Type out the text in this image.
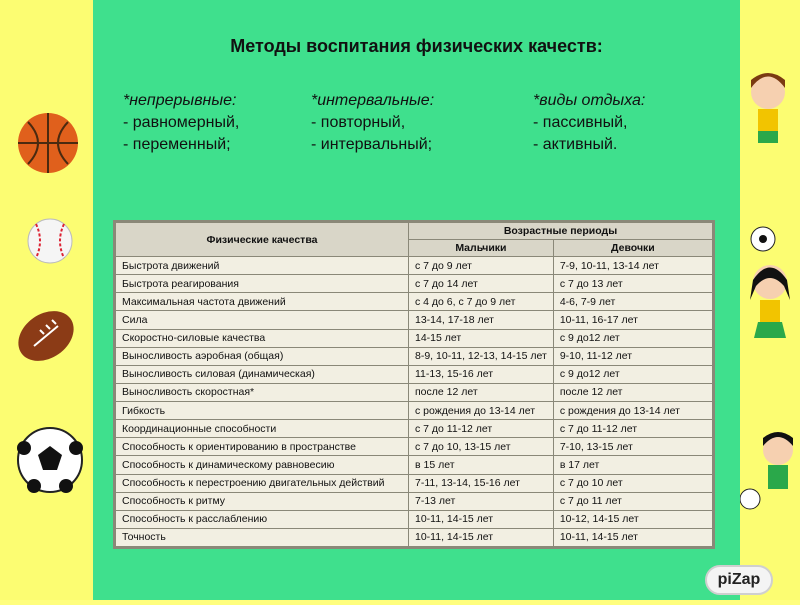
Методы воспитания физических качеств:
*непрерывные:
- равномерный,
- переменный;
*интервальные:
- повторный,
- интервальный;
*виды отдыха:
- пассивный,
- активный.
Физические качества	Возрастные периоды	
	Мальчики	Девочки
Быстрота движений	с 7 до 9 лет	7-9, 10-11, 13-14 лет
Быстрота реагирования	с 7 до 14 лет	с 7 до 13 лет
Максимальная частота движений	с 4 до 6, с 7 до 9 лет	4-6, 7-9 лет
Сила	13-14, 17-18 лет	10-11, 16-17 лет
Скоростно-силовые качества	14-15 лет	с 9 до12 лет
Выносливость аэробная (общая)	8-9, 10-11, 12-13, 14-15 лет	9-10, 11-12 лет
Выносливость силовая (динамическая)	11-13, 15-16 лет	с 9 до12 лет
Выносливость скоростная*	после 12 лет	после 12 лет
Гибкость	с рождения до 13-14 лет	с рождения до 13-14 лет
Координационные способности	с 7 до 11-12 лет	с 7 до 11-12 лет
Способность к ориентированию в пространстве	с 7 до 10, 13-15 лет	7-10, 13-15 лет
Способность к динамическому равновесию	в 15 лет	в 17 лет
Способность к перестроению двигательных действий	7-11, 13-14, 15-16 лет	с 7 до 10 лет
Способность к ритму	7-13 лет	с 7 до 11 лет
Способность к расслаблению	10-11, 14-15 лет	10-12, 14-15 лет
Точность	10-11, 14-15 лет	10-11, 14-15 лет
piZap
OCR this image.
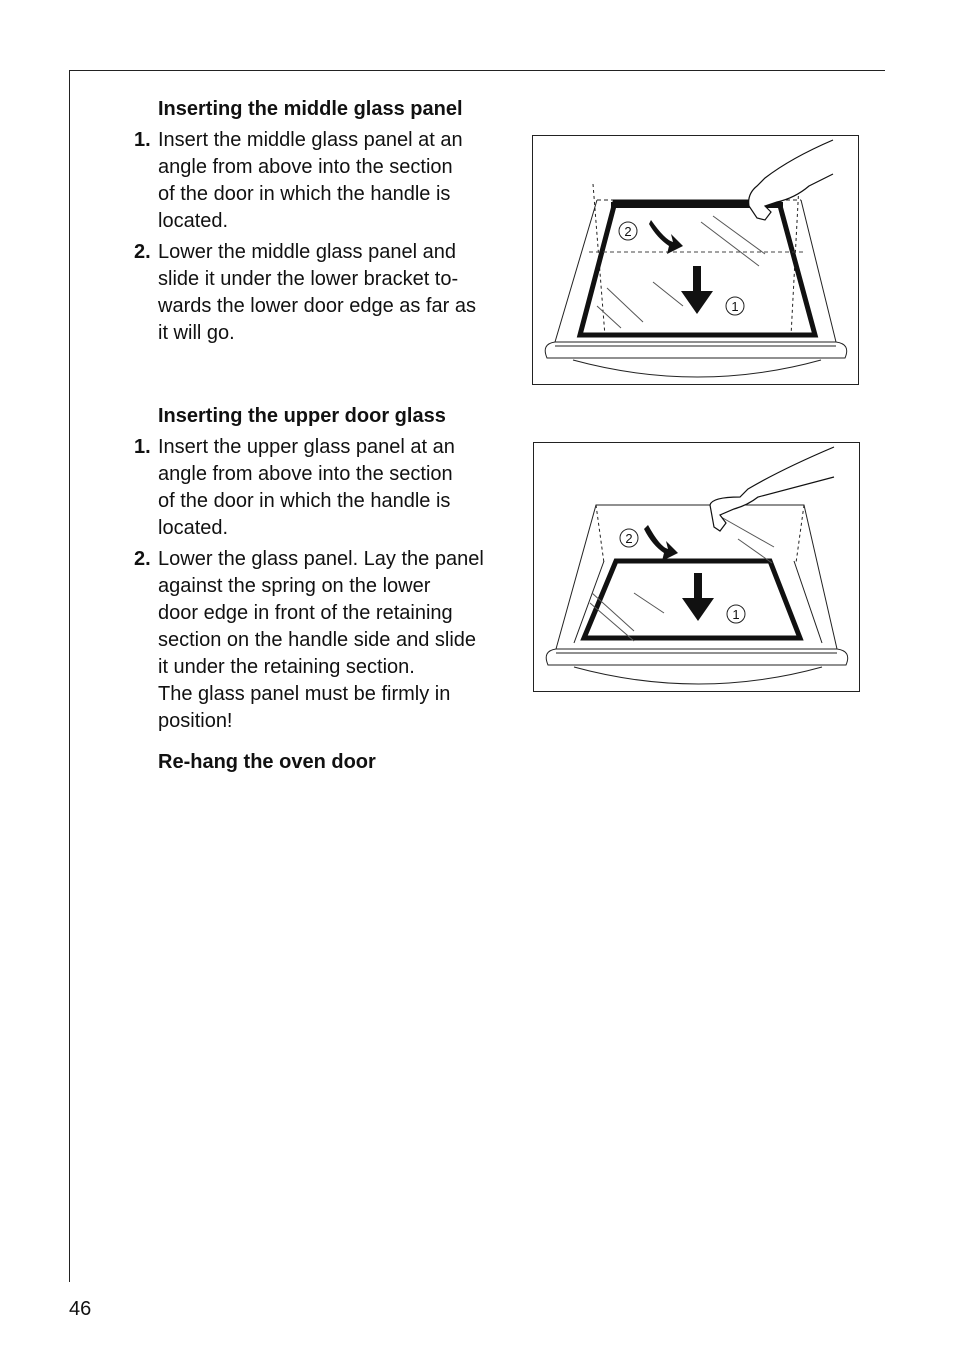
Inserting the middle glass panel
1. Insert the middle glass panel at an
angle from above into the section
of the door in which the handle is
located.
2. Lower the middle glass panel and
slide it under the lower bracket to-
wards the lower door edge as far as
it will go.
Inserting the upper door glass
1. Insert the upper glass panel at an
angle from above into the section
of the door in which the handle is
located.
2. Lower the glass panel. Lay the panel
against the spring on the lower
door edge in front of the retaining
section on the handle side and slide
it under the retaining section.
The glass panel must be firmly in
position!
Re-hang the oven door
2
1
2
1
46
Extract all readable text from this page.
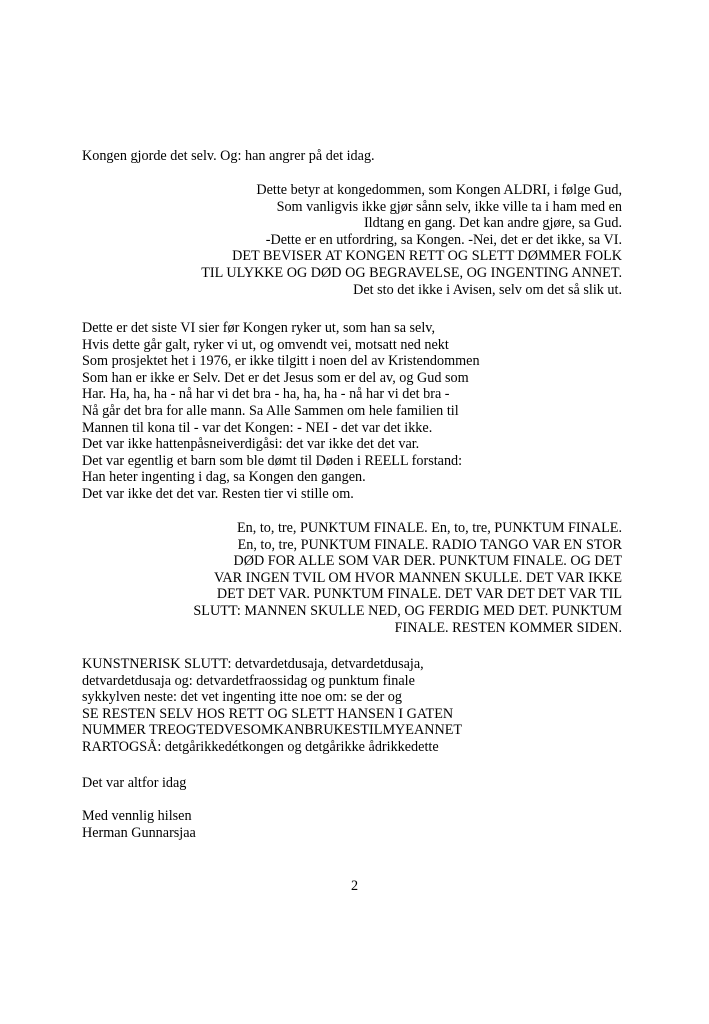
Kongen gjorde det selv. Og: han angrer på det idag.
Dette betyr at kongedommen, som Kongen ALDRI, i følge Gud,
Som vanligvis ikke gjør sånn selv, ikke ville ta i ham med en
Ildtang en gang. Det kan andre gjøre, sa Gud.
-Dette er en utfordring, sa Kongen. -Nei, det er det ikke, sa VI.
DET BEVISER AT KONGEN RETT OG SLETT DØMMER FOLK
TIL ULYKKE OG DØD OG BEGRAVELSE, OG INGENTING ANNET.
Det sto det ikke i Avisen, selv om det så slik ut.
Dette er det siste VI sier før Kongen ryker ut, som han sa selv,
Hvis dette går galt, ryker vi ut, og omvendt vei, motsatt ned nekt
Som prosjektet het i 1976, er ikke tilgitt i noen del av Kristendommen
Som han er ikke er Selv. Det er det Jesus som er del av, og Gud som
Har. Ha, ha, ha - nå har vi det bra - ha, ha, ha - nå har vi det bra -
Nå går det bra for alle mann. Sa Alle Sammen om hele familien til
Mannen til kona til - var det Kongen: - NEI - det var det ikke.
Det var ikke hattenpåsneiverdigåsi: det var ikke det det var.
Det var egentlig et barn som ble dømt til Døden i REELL forstand:
Han heter ingenting i dag, sa Kongen den gangen.
Det var ikke det det var. Resten tier vi stille om.
En, to, tre, PUNKTUM FINALE. En, to, tre, PUNKTUM FINALE.
En, to, tre, PUNKTUM FINALE. RADIO TANGO VAR EN STOR
DØD FOR ALLE SOM VAR DER. PUNKTUM FINALE. OG DET
VAR INGEN TVIL OM HVOR MANNEN SKULLE. DET VAR IKKE
DET DET VAR. PUNKTUM FINALE. DET VAR DET DET VAR TIL
SLUTT: MANNEN SKULLE NED, OG FERDIG MED DET. PUNKTUM
FINALE. RESTEN KOMMER SIDEN.
KUNSTNERISK SLUTT: detvardetdusaja, detvardetdusaja,
detvardetdusaja og: detvardetfraossidag og punktum finale
sykkylven neste: det vet ingenting itte noe om: se der og
SE RESTEN SELV HOS RETT OG SLETT HANSEN I GATEN
NUMMER TREOGTEDVESOMKANBRUKESTILMYEANNET
RARTOGSÅ: detgårikkedétkongen og detgårikke ådrikkedette
Det var altfor idag
Med vennlig hilsen
Herman Gunnarsjaa
2
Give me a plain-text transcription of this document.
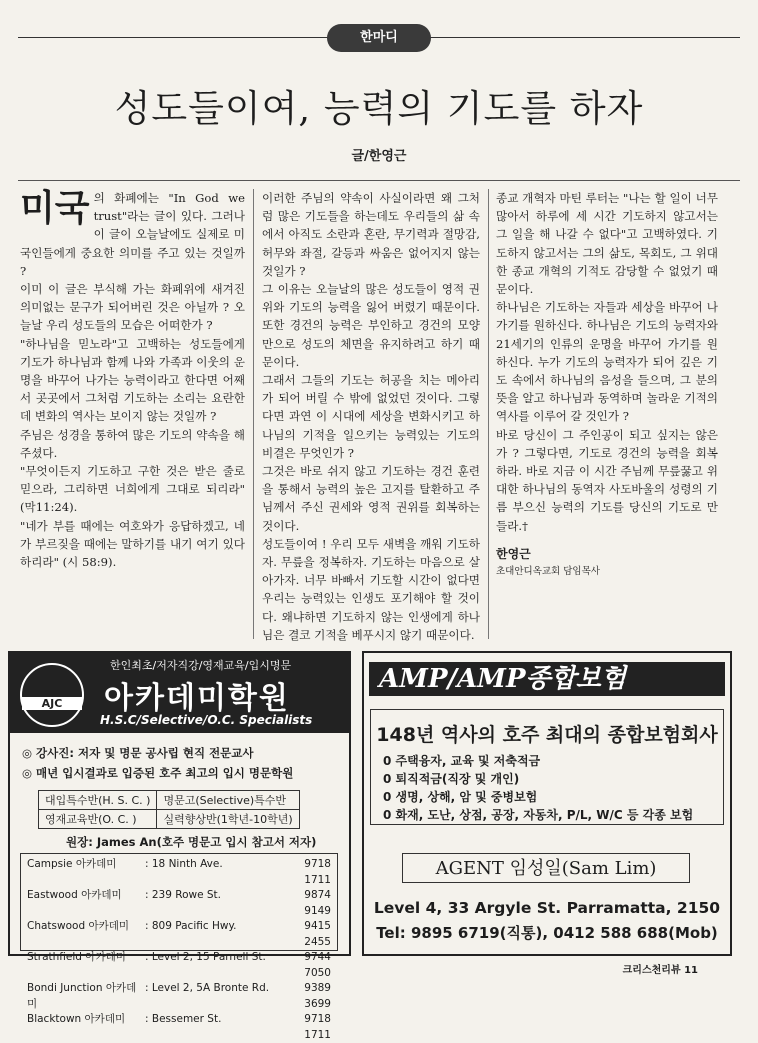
한마디
성도들이여, 능력의 기도를 하자
글/한영근

미국 의 화폐에는 "In God we trust"라는 글이 있다. 그러나 이 글이 오늘날에도 실제로 미국인들에게 중요한 의미를 주고 있는 것일까 ?

이미 이 글은 부식해 가는 화폐위에 새겨진 의미없는 문구가 되어버린 것은 아닐까 ? 오늘날 우리 성도들의 모습은 어떠한가 ?

"하나님을 믿노라"고 고백하는 성도들에게 기도가 하나님과 함께 나와 가족과 이웃의 운명을 바꾸어 나가는 능력이라고 한다면 어째서 곳곳에서 그처럼 기도하는 소리는 요란한데 변화의 역사는 보이지 않는 것일까 ?

주님은 성경을 통하여 많은 기도의 약속을 해 주셨다.

"무엇이든지 기도하고 구한 것은 받은 줄로 믿으라, 그리하면 너희에게 그대로 되리라"(막11:24).

"네가 부를 때에는 여호와가 응답하겠고, 네가 부르짖을 때에는 말하기를 내기 여기 있다하리라" (시 58:9).

이러한 주님의 약속이 사실이라면 왜 그처럼 많은 기도들을 하는데도 우리들의 삶 속에서 아직도 소란과 혼란, 무기력과 절망감, 허무와 좌절, 갈등과 싸움은 없어지지 않는 것일가 ?

그 이유는 오늘날의 많은 성도들이 영적 권위와 기도의 능력을 잃어 버렸기 때문이다. 또한 경건의 능력은 부인하고 경건의 모양만으로 성도의 체면을 유지하려고 하기 때문이다.

그래서 그들의 기도는 허공을 치는 메아리가 되어 버릴 수 밖에 없었던 것이다. 그렇다면 과연 이 시대에 세상을 변화시키고 하나님의 기적을 일으키는 능력있는 기도의 비결은 무엇인가 ?

그것은 바로 쉬지 않고 기도하는 경건 훈련을 통해서 능력의 높은 고지를 탈환하고 주님께서 주신 권세와 영적 권위를 회복하는 것이다.

성도들이여 ! 우리 모두 새벽을 깨워 기도하자. 무릎을 정복하자. 기도하는 마음으로 살아가자. 너무 바빠서 기도할 시간이 없다면 우리는 능력있는 인생도 포기해야 할 것이다. 왜냐하면 기도하지 않는 인생에게 하나님은 결코 기적을 베푸시지 않기 때문이다.

종교 개혁자 마틴 루터는 "나는 할 일이 너무 많아서 하루에 세 시간 기도하지 않고서는 그 일을 해 나갈 수 없다"고 고백하였다. 기도하지 않고서는 그의 삶도, 목회도, 그 위대한 종교 개혁의 기적도 감당할 수 없었기 때문이다.

하나님은 기도하는 자들과 세상을 바꾸어 나가기를 원하신다. 하나님은 기도의 능력자와 21세기의 인류의 운명을 바꾸어 가기를 원하신다. 누가 기도의 능력자가 되어 깊은 기도 속에서 하나님의 음성을 들으며, 그 분의 뜻을 알고 하나님과 동역하며 놀라운 기적의 역사를 이루어 갈 것인가 ?

바로 당신이 그 주인공이 되고 싶지는 않은가 ? 그렇다면, 기도로 경건의 능력을 회복하라. 바로 지금 이 시간 주님께 무릎꿇고 위대한 하나님의 동역자 사도바울의 성령의 기름 부으신 능력의 기도를 당신의 기도로 만들라.†

한영근

초대안디옥교회 담임목사

AJC
한인최초/저자직강/영재교육/입시명문
아카데미학원
H.S.C/Selective/O.C. Specialists
◎ 강사진: 저자 및 명문 공사립 현직 전문교사
◎ 매년 입시결과로 입증된 호주 최고의 입시 명문학원
대입특수반(H. S. C. )	명문고(Selective)특수반
영재교육반(O. C. )	실력향상반(1학년-10학년)
원장: James An(호주 명문고 입시 참고서 저자)
Campsie 아카데미	: 18 Ninth Ave.	9718 1711
Eastwood 아카데미	: 239 Rowe St.	9874 9149
Chatswood 아카데미	: 809 Pacific Hwy.	9415 2455
Strathfield 아카데미	: Level 2, 15 Parnell St.	9744 7050
Bondi Junction 아카데미
: Level 2, 5A Bronte Rd.	9389 3699
Blacktown 아카데미	: Bessemer St.	9718 1711
AMP/AMP종합보험
148년 역사의 호주 최대의 종합보험회사
0 주택융자, 교육 및 저축적금
0 퇴직적금(직장 및 개인)
0 생명, 상해, 암 및 중병보험
0 화재, 도난, 상점, 공장, 자동차, P/L, W/C 등 각종 보험
AGENT 임성일(Sam Lim)
Level 4, 33 Argyle St. Parramatta, 2150
Tel: 9895 6719(직통), 0412 588 688(Mob)
크리스천리뷰 11
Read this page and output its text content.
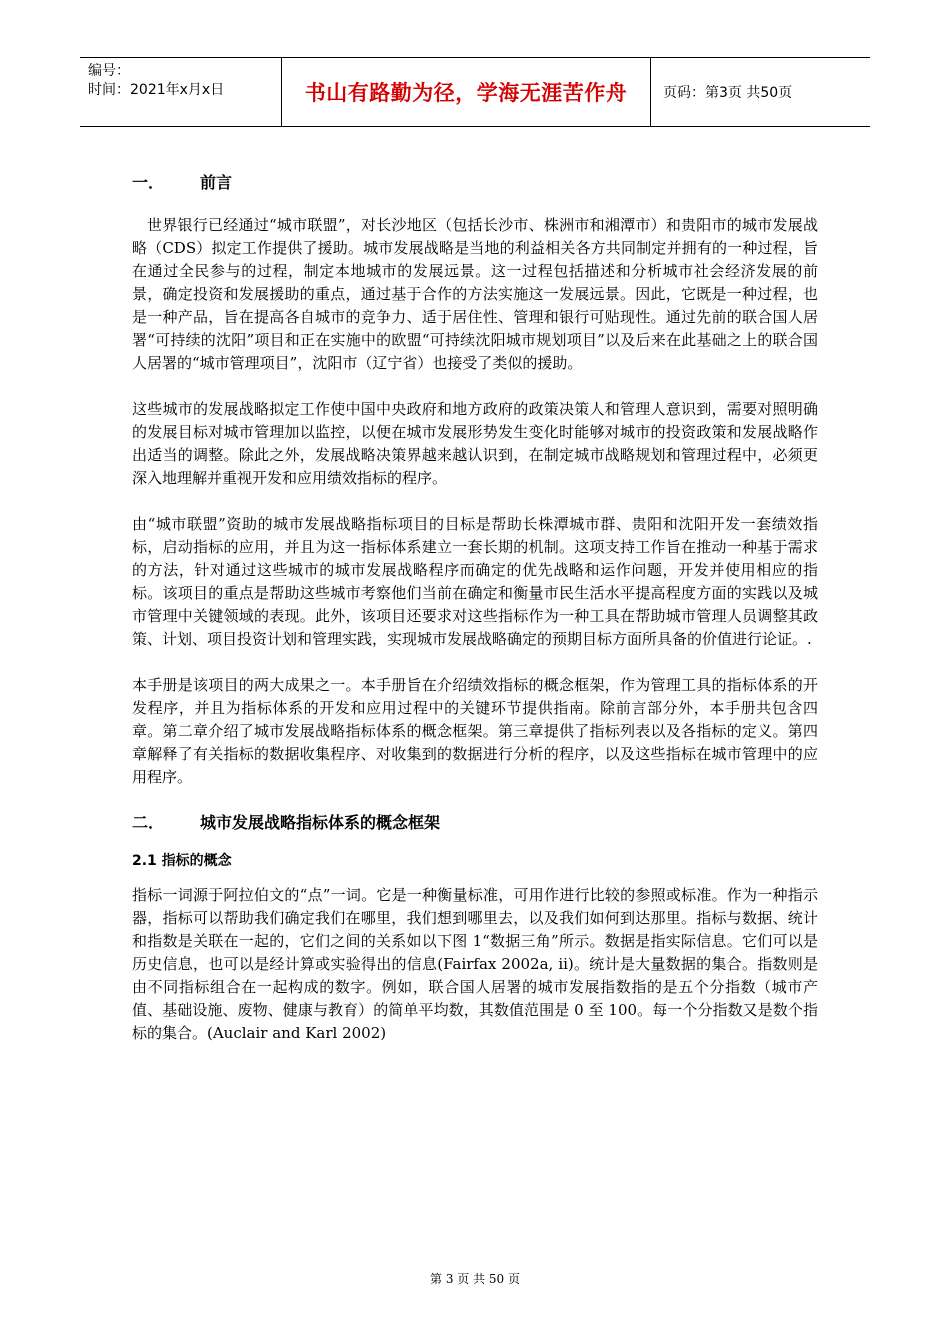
编号：
时间：2021年x月x日	书山有路勤为径，学海无涯苦作舟	页码：第3页 共50页
一．	前言

世界银行已经通过“城市联盟”，对长沙地区（包括长沙市、株洲市和湘潭市）和贵阳市的城市发展战略（CDS）拟定工作提供了援助。城市发展战略是当地的利益相关各方共同制定并拥有的一种过程，旨在通过全民参与的过程，制定本地城市的发展远景。这一过程包括描述和分析城市社会经济发展的前景，确定投资和发展援助的重点，通过基于合作的方法实施这一发展远景。因此，它既是一种过程，也是一种产品，旨在提高各自城市的竞争力、适于居住性、管理和银行可贴现性。通过先前的联合国人居署“可持续的沈阳”项目和正在实施中的欧盟“可持续沈阳城市规划项目”以及后来在此基础之上的联合国人居署的“城市管理项目”，沈阳市（辽宁省）也接受了类似的援助。

这些城市的发展战略拟定工作使中国中央政府和地方政府的政策决策人和管理人意识到，需要对照明确的发展目标对城市管理加以监控，以便在城市发展形势发生变化时能够对城市的投资政策和发展战略作出适当的调整。除此之外，发展战略决策界越来越认识到，在制定城市战略规划和管理过程中，必须更深入地理解并重视开发和应用绩效指标的程序。

由“城市联盟”资助的城市发展战略指标项目的目标是帮助长株潭城市群、贵阳和沈阳开发一套绩效指标，启动指标的应用，并且为这一指标体系建立一套长期的机制。这项支持工作旨在推动一种基于需求的方法，针对通过这些城市的城市发展战略程序而确定的优先战略和运作问题，开发并使用相应的指标。该项目的重点是帮助这些城市考察他们当前在确定和衡量市民生活水平提高程度方面的实践以及城市管理中关键领域的表现。此外，该项目还要求对这些指标作为一种工具在帮助城市管理人员调整其政策、计划、项目投资计划和管理实践，实现城市发展战略确定的预期目标方面所具备的价值进行论证。.

本手册是该项目的两大成果之一。本手册旨在介绍绩效指标的概念框架，作为管理工具的指标体系的开发程序，并且为指标体系的开发和应用过程中的关键环节提供指南。除前言部分外，本手册共包含四章。第二章介绍了城市发展战略指标体系的概念框架。第三章提供了指标列表以及各指标的定义。第四章解释了有关指标的数据收集程序、对收集到的数据进行分析的程序，以及这些指标在城市管理中的应用程序。

二．	城市发展战略指标体系的概念框架
2.1 指标的概念

指标一词源于阿拉伯文的“点”一词。它是一种衡量标准，可用作进行比较的参照或标准。作为一种指示器，指标可以帮助我们确定我们在哪里，我们想到哪里去，以及我们如何到达那里。指标与数据、统计和指数是关联在一起的，它们之间的关系如以下图 1“数据三角”所示。数据是指实际信息。它们可以是历史信息，也可以是经计算或实验得出的信息(Fairfax 2002a, ii)。统计是大量数据的集合。指数则是由不同指标组合在一起构成的数字。例如，联合国人居署的城市发展指数指的是五个分指数（城市产值、基础设施、废物、健康与教育）的简单平均数，其数值范围是 0 至 100。每一个分指数又是数个指标的集合。(Auclair and Karl 2002)

第 3 页 共 50 页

▸ STATED GOAL
Look for lines containing the string "SLETT" and copy them all.

▸ RESULT OF THE EXERCISE
DET BEVISER AT KONGEN RETT OG SLETT DØMMER FOLK
SE RESTEN SELV HOS RETT OG SLETT HANSEN I GATEN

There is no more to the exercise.